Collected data
__________
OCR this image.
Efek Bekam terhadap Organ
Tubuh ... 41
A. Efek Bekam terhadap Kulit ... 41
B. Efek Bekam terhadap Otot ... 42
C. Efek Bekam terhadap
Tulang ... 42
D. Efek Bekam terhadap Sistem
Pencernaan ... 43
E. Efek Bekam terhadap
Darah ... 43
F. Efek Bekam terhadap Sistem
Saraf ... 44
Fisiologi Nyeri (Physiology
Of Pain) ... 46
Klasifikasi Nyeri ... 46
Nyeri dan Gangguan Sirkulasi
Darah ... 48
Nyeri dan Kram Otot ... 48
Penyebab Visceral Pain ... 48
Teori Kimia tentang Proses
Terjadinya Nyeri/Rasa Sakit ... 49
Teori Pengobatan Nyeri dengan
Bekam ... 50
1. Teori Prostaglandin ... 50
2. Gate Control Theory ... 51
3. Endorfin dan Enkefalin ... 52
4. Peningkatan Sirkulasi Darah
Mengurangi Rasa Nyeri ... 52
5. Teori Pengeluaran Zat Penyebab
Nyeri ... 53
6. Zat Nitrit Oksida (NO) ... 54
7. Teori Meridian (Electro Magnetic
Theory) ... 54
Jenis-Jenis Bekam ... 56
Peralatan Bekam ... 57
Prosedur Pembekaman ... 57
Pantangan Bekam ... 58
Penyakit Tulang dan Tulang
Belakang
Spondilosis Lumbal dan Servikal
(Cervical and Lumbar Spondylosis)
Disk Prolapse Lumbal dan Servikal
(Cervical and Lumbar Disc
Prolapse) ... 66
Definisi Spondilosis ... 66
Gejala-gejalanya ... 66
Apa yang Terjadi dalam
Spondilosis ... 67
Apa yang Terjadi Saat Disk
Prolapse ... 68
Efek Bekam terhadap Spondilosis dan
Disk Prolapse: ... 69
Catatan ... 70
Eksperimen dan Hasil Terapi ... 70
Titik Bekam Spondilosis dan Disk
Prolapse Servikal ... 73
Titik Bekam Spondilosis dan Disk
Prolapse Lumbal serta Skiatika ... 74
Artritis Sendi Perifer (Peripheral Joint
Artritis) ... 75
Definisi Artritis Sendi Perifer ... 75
__________
WORK TO COMPLETE
Reproduce every line of the material above exactly.

THE RESULT
OCR this image.
Efek Bekam terhadap Organ
Tubuh ... 41
A. Efek Bekam terhadap Kulit ... 41
B. Efek Bekam terhadap Otot ... 42
C. Efek Bekam terhadap
Tulang ... 42
D. Efek Bekam terhadap Sistem
Pencernaan ... 43
E. Efek Bekam terhadap
Darah ... 43
F. Efek Bekam terhadap Sistem
Saraf ... 44
Fisiologi Nyeri (Physiology
Of Pain) ... 46
Klasifikasi Nyeri ... 46
Nyeri dan Gangguan Sirkulasi
Darah ... 48
Nyeri dan Kram Otot ... 48
Penyebab Visceral Pain ... 48
Teori Kimia tentang Proses
Terjadinya Nyeri/Rasa Sakit ... 49
Teori Pengobatan Nyeri dengan
Bekam ... 50
1. Teori Prostaglandin ... 50
2. Gate Control Theory ... 51
3. Endorfin dan Enkefalin ... 52
4. Peningkatan Sirkulasi Darah
Mengurangi Rasa Nyeri ... 52
5. Teori Pengeluaran Zat Penyebab
Nyeri ... 53
6. Zat Nitrit Oksida (NO) ... 54
7. Teori Meridian (Electro Magnetic
Theory) ... 54
Jenis-Jenis Bekam ... 56
Peralatan Bekam ... 57
Prosedur Pembekaman ... 57
Pantangan Bekam ... 58
Penyakit Tulang dan Tulang
Belakang
Spondilosis Lumbal dan Servikal
(Cervical and Lumbar Spondylosis)
Disk Prolapse Lumbal dan Servikal
(Cervical and Lumbar Disc
Prolapse) ... 66
Definisi Spondilosis ... 66
Gejala-gejalanya ... 66
Apa yang Terjadi dalam
Spondilosis ... 67
Apa yang Terjadi Saat Disk
Prolapse ... 68
Efek Bekam terhadap Spondilosis dan
Disk Prolapse: ... 69
Catatan ... 70
Eksperimen dan Hasil Terapi ... 70
Titik Bekam Spondilosis dan Disk
Prolapse Servikal ... 73
Titik Bekam Spondilosis dan Disk
Prolapse Lumbal serta Skiatika ... 74
Artritis Sendi Perifer (Peripheral Joint
Artritis) ... 75
Definisi Artritis Sendi Perifer ... 75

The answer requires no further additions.